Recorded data
++++

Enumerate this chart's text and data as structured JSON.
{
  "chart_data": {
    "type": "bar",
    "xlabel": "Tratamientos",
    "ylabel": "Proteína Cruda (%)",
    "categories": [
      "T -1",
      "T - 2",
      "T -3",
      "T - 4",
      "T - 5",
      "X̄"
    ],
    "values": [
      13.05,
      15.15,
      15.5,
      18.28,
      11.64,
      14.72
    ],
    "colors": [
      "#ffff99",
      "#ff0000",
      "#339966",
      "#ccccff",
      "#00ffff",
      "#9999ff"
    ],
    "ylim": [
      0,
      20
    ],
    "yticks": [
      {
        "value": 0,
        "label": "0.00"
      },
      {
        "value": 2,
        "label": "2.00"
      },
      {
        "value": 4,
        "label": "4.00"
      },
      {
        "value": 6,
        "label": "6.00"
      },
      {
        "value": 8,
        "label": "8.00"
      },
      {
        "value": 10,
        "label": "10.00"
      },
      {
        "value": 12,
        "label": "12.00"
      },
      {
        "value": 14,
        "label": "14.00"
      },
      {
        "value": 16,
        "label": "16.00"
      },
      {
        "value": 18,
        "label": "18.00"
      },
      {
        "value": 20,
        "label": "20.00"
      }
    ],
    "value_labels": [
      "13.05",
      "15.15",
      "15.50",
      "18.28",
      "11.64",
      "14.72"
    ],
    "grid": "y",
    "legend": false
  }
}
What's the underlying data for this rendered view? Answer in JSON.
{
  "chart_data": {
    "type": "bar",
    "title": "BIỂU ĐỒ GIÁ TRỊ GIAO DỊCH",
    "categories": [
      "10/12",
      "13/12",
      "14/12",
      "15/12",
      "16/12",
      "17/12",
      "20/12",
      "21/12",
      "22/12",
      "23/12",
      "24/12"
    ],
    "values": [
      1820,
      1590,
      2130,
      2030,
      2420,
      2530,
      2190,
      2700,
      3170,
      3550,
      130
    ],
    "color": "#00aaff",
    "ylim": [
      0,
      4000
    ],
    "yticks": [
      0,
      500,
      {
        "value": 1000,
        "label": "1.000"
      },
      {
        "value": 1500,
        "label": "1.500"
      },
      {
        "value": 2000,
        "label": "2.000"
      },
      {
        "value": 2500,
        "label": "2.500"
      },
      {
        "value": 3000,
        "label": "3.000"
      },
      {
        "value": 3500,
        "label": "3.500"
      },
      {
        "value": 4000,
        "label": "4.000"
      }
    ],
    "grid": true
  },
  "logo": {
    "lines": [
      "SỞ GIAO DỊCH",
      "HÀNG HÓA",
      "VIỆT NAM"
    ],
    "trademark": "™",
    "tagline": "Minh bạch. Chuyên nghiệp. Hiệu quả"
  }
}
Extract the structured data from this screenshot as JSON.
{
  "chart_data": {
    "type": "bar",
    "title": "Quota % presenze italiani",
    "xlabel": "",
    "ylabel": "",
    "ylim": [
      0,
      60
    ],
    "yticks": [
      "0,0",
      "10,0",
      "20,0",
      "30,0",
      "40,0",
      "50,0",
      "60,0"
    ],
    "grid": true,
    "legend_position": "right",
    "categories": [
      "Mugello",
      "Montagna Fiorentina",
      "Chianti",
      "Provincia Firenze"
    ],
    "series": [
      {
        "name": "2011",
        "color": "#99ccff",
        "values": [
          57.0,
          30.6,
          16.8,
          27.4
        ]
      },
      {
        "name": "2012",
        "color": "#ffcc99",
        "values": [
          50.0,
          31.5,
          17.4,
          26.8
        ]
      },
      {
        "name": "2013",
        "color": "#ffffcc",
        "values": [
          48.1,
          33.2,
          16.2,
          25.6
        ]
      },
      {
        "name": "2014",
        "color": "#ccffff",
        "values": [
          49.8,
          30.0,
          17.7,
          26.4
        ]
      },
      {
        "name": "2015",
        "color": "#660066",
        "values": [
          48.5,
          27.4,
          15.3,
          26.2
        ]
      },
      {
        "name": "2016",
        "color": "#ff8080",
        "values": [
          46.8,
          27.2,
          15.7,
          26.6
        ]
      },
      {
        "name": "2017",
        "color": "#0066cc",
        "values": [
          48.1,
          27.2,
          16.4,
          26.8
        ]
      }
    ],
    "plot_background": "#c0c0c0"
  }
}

++++

**REQUIRED TASK**
Take every line from the data that contains the word "GIAO".

**REPLY TO THE TASK**
    "title": "BIỂU ĐỒ GIÁ TRỊ GIAO DỊCH",
      "SỞ GIAO DỊCH",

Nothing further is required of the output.